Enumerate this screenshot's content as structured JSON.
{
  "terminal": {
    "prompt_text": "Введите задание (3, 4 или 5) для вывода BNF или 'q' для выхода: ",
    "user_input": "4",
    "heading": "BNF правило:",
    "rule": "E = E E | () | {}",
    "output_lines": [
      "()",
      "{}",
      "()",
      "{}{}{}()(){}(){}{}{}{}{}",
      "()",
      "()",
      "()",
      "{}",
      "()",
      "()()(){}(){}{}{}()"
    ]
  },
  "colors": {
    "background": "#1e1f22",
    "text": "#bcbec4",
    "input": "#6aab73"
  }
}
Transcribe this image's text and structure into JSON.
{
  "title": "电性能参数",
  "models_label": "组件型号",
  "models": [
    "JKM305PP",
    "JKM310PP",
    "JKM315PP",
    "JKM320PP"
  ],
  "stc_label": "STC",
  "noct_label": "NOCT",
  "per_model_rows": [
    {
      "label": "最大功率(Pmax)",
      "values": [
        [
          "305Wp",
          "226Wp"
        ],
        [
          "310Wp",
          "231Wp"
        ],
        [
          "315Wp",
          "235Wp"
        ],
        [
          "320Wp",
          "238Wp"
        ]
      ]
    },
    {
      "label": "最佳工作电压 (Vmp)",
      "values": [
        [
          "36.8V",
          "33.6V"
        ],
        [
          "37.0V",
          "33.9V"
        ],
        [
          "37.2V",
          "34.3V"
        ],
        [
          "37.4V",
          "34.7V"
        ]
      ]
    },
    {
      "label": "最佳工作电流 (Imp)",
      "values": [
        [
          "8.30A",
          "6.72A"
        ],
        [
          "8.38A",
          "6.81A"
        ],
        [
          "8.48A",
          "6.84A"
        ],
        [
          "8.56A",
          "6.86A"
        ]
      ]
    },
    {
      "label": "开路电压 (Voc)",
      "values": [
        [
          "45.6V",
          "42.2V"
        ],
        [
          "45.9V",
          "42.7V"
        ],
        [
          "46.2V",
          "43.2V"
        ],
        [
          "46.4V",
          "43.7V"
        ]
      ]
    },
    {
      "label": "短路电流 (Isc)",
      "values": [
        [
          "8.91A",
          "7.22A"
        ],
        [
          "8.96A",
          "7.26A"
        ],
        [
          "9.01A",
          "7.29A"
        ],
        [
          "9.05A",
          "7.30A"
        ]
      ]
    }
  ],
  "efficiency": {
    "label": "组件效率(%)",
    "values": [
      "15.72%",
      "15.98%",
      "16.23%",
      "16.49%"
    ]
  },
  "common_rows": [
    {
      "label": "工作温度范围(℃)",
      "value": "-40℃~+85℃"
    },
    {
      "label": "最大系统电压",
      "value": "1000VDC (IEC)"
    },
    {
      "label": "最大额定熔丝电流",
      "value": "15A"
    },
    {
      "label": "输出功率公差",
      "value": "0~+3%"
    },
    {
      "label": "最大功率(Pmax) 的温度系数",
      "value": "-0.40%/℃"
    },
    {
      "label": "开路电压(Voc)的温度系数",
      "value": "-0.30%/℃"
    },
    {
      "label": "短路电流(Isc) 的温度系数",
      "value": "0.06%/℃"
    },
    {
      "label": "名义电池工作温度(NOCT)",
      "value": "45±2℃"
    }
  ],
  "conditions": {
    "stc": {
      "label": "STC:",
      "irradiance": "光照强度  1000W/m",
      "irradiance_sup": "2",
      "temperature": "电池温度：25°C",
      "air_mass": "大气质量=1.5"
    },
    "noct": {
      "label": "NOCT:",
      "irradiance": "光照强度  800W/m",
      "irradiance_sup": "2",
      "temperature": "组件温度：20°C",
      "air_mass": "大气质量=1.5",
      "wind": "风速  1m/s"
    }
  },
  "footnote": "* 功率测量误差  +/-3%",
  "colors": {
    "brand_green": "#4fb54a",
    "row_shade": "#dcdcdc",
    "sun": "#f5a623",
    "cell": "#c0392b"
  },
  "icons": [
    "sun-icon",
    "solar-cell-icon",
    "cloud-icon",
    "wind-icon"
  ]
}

________________________________________

■ Short problem:
Print the entries exactly. Include every one.

■ Exercise result:
Enumerate this screenshot's content as structured JSON.
{
  "terminal": {
    "prompt_text": "Введите задание (3, 4 или 5) для вывода BNF или 'q' для выхода: ",
    "user_input": "4",
    "heading": "BNF правило:",
    "rule": "E = E E | () | {}",
    "output_lines": [
      "()",
      "{}",
      "()",
      "{}{}{}()(){}(){}{}{}{}{}",
      "()",
      "()",
      "()",
      "{}",
      "()",
      "()()(){}(){}{}{}()"
    ]
  },
  "colors": {
    "background": "#1e1f22",
    "text": "#bcbec4",
    "input": "#6aab73"
  }
}
Transcribe this image's text and structure into JSON.
{
  "title": "电性能参数",
  "models_label": "组件型号",
  "models": [
    "JKM305PP",
    "JKM310PP",
    "JKM315PP",
    "JKM320PP"
  ],
  "stc_label": "STC",
  "noct_label": "NOCT",
  "per_model_rows": [
    {
      "label": "最大功率(Pmax)",
      "values": [
        [
          "305Wp",
          "226Wp"
        ],
        [
          "310Wp",
          "231Wp"
        ],
        [
          "315Wp",
          "235Wp"
        ],
        [
          "320Wp",
          "238Wp"
        ]
      ]
    },
    {
      "label": "最佳工作电压 (Vmp)",
      "values": [
        [
          "36.8V",
          "33.6V"
        ],
        [
          "37.0V",
          "33.9V"
        ],
        [
          "37.2V",
          "34.3V"
        ],
        [
          "37.4V",
          "34.7V"
        ]
      ]
    },
    {
      "label": "最佳工作电流 (Imp)",
      "values": [
        [
          "8.30A",
          "6.72A"
        ],
        [
          "8.38A",
          "6.81A"
        ],
        [
          "8.48A",
          "6.84A"
        ],
        [
          "8.56A",
          "6.86A"
        ]
      ]
    },
    {
      "label": "开路电压 (Voc)",
      "values": [
        [
          "45.6V",
          "42.2V"
        ],
        [
          "45.9V",
          "42.7V"
        ],
        [
          "46.2V",
          "43.2V"
        ],
        [
          "46.4V",
          "43.7V"
        ]
      ]
    },
    {
      "label": "短路电流 (Isc)",
      "values": [
        [
          "8.91A",
          "7.22A"
        ],
        [
          "8.96A",
          "7.26A"
        ],
        [
          "9.01A",
          "7.29A"
        ],
        [
          "9.05A",
          "7.30A"
        ]
      ]
    }
  ],
  "efficiency": {
    "label": "组件效率(%)",
    "values": [
      "15.72%",
      "15.98%",
      "16.23%",
      "16.49%"
    ]
  },
  "common_rows": [
    {
      "label": "工作温度范围(℃)",
      "value": "-40℃~+85℃"
    },
    {
      "label": "最大系统电压",
      "value": "1000VDC (IEC)"
    },
    {
      "label": "最大额定熔丝电流",
      "value": "15A"
    },
    {
      "label": "输出功率公差",
      "value": "0~+3%"
    },
    {
      "label": "最大功率(Pmax) 的温度系数",
      "value": "-0.40%/℃"
    },
    {
      "label": "开路电压(Voc)的温度系数",
      "value": "-0.30%/℃"
    },
    {
      "label": "短路电流(Isc) 的温度系数",
      "value": "0.06%/℃"
    },
    {
      "label": "名义电池工作温度(NOCT)",
      "value": "45±2℃"
    }
  ],
  "conditions": {
    "stc": {
      "label": "STC:",
      "irradiance": "光照强度  1000W/m",
      "irradiance_sup": "2",
      "temperature": "电池温度：25°C",
      "air_mass": "大气质量=1.5"
    },
    "noct": {
      "label": "NOCT:",
      "irradiance": "光照强度  800W/m",
      "irradiance_sup": "2",
      "temperature": "组件温度：20°C",
      "air_mass": "大气质量=1.5",
      "wind": "风速  1m/s"
    }
  },
  "footnote": "* 功率测量误差  +/-3%",
  "colors": {
    "brand_green": "#4fb54a",
    "row_shade": "#dcdcdc",
    "sun": "#f5a623",
    "cell": "#c0392b"
  },
  "icons": [
    "sun-icon",
    "solar-cell-icon",
    "cloud-icon",
    "wind-icon"
  ]
}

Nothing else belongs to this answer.